STATED EXERCISE 1: List every swimmer named in the 50 breaststroke section of the breaststroke preview below.
STATED EXERCISE 2: Write the next part of the breaststroke preview below, starting right after its final sentence.

EXTRACT TO READ:

Commentary by Jeff Commings, Swimming World Senior Writer

No man or woman has ever won all three breaststroke events at the world championships in one year, but Yuliya Efimova is primed to get the home crowd cheering with the chance to take a gold medal sweep in Kazan next month.

On the men’s side, history could also be made if Hungary’s Daniel Gyurta can win the 200 breast and join Grant Hackett as the only four-time consecutive winners in individual events. Like Efimova, Gyurta will have a lot of competition on his march toward history.

Wylas Timing

Photo Courtesy: Wylas Timing

Men’s breaststroke at the world championships

50 breaststroke

The 50 breaststroke is a source of pride for non-Americans, as they swim the race often. That gives them the advantage over the Americans, who will put Kevin Cordes and Brendan McHugh in the event.

The man at the top of the list in the event is Great Britain’s Adam Peaty, who set the world record of 26.62 at last year’s European championships and is the prohibitive favorite. But in a race that is over in a flash, the gold medal could still be decided by mere tenths of a second.

Look for reigning world champion and former world record holder Cameron Van der Burgh of South Africa to be a big factor in the race. He ranks second in the world right now behind Peaty with a 27.01, and will definitely be in the 26-second range next month. Van der Burgh has the pure strength to blast his way down the pool, but it might not be enough to overcome Peaty’s speed.

The bronze medalist is tough to predict. Giulio Zorzi was third in 2013, but he did not make the South African team this year. Brazil has a powerful duo of Felipe Silva (the 2011 world champion) and Felipe Lima, both of whom could find themselves in the final. Of the two, Silva has the experience, and could find himself back on the medal podium in Russia.

INFORMATION PROVIDED:
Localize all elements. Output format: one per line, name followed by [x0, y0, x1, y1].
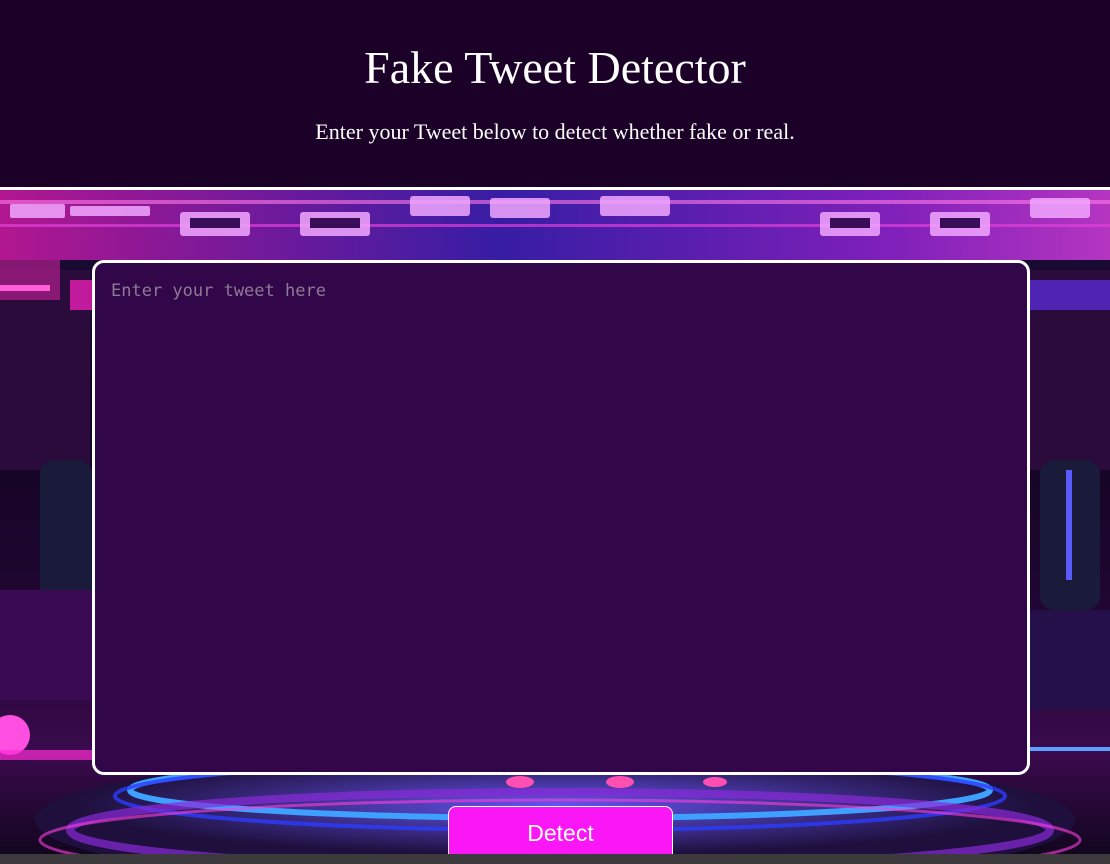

ANSWER 1: Kevin Cordes, Brendan McHugh, Adam Peaty, Cameron Van der Burgh, Giulio Zorzi, Felipe Silva, Felipe Lima

ANSWER 2:
If the Americans are to be in the hunt, they will need to break 27 seconds. McHugh set the U.S. Open record of 27.10 at nationals last summer, while Cordes’ best time is 27.33. It took a 27.44 to make the world championship final in 2013, so the Americans looks safe on paper to get at least into the top eight.

Men’s 50 breast medal predictions

Gold: Adam Peaty
Silver: Cameron Van der Burgh
Bronze: Felipe Silva

Adam Peaty

Photo Courtesy: Alex Whitehead/SWpix.com

100 breast

No one can beat Adam Peaty in the 100 breast final, barring a catastrophic event. His barrier-busting 57.92 world record from last April is so much faster than anyone else can imagine swimming at the moment, so he’s safe for gold if can at least get within a few tenths of that time.

Though Cameron Van der Burgh (again, the former world record holder) is going to be tough, he might have a dogfight for silver. Japan’s Yasuhiro Koseki is improving each year, from 1:00.00 in 2013 to 59.62 last year. His 59.73 from the Japanese nationals is just prelude to what he can uncork in Russia. He’ll have to be in the 59-low range to be in the medal hunt, or become the second Japanese man under 59 seconds. Ross Murdoch, who swam a lifetime best of 59.13 behind Peaty’s world record, will have to replicate that swim if he wants to join Peaty on the medal stand.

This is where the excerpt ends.